Look through the listing below and work out how many of its lines hold the word "month". Give only the number.
__________
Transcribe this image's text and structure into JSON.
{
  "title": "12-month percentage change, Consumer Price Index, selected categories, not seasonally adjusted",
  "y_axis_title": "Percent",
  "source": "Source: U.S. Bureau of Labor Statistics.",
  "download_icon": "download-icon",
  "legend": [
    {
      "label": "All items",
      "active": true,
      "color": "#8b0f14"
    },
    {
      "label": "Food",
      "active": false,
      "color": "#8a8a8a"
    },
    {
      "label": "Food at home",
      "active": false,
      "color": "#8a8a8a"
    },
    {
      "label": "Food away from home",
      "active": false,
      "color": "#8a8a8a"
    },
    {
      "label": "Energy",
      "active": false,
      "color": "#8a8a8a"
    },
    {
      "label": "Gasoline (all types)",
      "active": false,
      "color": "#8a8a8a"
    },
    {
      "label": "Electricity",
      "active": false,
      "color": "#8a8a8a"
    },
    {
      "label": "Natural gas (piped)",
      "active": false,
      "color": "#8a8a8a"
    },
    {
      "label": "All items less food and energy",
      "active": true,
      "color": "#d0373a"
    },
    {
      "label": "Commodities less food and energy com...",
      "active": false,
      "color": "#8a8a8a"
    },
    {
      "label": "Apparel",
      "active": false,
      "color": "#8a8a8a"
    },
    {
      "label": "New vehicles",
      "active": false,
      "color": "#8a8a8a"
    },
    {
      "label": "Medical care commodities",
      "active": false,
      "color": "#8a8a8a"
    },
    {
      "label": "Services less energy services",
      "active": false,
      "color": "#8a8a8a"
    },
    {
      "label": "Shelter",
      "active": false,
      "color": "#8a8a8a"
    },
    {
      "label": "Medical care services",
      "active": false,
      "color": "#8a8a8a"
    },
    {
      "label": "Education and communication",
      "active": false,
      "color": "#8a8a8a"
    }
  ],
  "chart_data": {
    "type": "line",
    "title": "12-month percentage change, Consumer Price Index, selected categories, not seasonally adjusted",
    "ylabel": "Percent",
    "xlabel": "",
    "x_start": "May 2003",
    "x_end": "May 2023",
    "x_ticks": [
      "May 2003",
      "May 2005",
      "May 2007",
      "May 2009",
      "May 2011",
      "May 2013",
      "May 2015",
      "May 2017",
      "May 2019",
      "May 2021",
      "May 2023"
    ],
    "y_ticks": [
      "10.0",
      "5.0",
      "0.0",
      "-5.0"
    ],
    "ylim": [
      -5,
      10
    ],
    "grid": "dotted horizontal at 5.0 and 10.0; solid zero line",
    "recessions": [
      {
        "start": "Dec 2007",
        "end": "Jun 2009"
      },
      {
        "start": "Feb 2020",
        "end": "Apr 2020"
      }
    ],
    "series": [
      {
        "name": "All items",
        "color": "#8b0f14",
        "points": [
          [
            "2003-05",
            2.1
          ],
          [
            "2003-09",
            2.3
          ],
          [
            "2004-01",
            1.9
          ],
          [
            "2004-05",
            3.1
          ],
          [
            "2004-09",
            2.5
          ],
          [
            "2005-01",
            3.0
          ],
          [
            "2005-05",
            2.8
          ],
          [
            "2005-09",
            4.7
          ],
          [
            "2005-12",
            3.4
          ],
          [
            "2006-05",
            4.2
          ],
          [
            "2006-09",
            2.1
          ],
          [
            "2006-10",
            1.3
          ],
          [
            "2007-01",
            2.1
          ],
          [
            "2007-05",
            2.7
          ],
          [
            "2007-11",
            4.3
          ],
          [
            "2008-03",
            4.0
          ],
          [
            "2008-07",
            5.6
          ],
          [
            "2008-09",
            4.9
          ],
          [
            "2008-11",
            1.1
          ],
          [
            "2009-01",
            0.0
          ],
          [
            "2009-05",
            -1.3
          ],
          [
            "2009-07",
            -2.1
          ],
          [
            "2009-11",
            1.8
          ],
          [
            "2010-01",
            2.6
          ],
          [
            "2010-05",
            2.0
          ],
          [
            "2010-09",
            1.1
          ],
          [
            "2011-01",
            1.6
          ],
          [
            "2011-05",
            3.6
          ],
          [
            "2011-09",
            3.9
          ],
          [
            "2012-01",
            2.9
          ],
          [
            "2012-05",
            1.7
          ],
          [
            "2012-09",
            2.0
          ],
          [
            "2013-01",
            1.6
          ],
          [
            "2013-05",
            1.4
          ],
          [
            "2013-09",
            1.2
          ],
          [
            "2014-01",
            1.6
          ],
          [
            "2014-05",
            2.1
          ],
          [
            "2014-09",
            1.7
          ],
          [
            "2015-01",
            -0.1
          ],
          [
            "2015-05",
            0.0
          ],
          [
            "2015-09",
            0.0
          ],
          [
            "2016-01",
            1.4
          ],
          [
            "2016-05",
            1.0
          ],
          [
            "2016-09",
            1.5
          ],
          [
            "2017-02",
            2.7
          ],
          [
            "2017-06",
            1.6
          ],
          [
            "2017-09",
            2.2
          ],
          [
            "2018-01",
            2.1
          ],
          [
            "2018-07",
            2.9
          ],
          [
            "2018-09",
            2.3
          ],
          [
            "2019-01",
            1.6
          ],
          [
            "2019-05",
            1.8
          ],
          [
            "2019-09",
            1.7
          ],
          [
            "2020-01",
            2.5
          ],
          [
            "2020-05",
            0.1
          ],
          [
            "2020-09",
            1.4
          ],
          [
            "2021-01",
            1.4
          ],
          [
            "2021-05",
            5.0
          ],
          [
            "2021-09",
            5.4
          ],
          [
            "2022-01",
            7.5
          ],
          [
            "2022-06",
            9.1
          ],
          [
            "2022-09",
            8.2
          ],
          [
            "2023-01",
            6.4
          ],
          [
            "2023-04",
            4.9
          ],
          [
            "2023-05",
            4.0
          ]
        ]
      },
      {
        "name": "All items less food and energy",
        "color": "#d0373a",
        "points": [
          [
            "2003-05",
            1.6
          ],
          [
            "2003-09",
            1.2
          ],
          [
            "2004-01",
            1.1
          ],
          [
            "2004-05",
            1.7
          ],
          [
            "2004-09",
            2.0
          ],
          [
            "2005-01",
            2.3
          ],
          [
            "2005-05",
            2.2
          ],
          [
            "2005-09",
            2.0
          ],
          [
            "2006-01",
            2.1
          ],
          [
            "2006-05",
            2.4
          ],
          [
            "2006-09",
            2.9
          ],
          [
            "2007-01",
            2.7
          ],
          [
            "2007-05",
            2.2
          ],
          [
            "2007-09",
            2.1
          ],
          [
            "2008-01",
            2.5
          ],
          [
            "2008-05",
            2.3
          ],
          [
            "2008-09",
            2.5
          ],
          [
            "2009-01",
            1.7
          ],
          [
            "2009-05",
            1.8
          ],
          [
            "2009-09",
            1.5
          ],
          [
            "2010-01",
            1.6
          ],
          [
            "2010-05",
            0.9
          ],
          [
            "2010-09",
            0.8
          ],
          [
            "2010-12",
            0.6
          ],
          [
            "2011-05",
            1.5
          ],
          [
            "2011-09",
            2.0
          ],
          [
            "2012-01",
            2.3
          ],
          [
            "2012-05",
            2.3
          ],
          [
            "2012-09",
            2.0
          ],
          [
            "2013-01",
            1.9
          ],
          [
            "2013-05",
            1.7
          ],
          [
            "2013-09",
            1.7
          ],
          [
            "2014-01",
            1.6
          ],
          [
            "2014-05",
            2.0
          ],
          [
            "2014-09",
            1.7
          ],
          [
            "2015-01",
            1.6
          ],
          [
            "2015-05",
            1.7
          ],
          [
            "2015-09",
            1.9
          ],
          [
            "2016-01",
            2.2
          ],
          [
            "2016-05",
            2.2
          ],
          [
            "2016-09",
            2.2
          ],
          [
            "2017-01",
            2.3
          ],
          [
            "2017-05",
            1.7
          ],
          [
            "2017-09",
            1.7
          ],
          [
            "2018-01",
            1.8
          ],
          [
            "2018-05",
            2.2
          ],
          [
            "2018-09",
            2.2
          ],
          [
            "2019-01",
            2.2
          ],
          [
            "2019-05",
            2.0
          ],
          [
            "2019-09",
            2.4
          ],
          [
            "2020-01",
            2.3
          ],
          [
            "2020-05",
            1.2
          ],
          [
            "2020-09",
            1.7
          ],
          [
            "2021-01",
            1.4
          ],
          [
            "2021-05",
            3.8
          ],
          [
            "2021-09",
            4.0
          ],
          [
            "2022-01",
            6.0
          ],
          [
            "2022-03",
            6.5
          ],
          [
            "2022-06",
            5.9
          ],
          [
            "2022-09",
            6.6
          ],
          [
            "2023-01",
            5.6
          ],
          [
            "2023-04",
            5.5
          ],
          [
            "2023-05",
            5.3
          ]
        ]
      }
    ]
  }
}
__________
• [Result of this task]: 2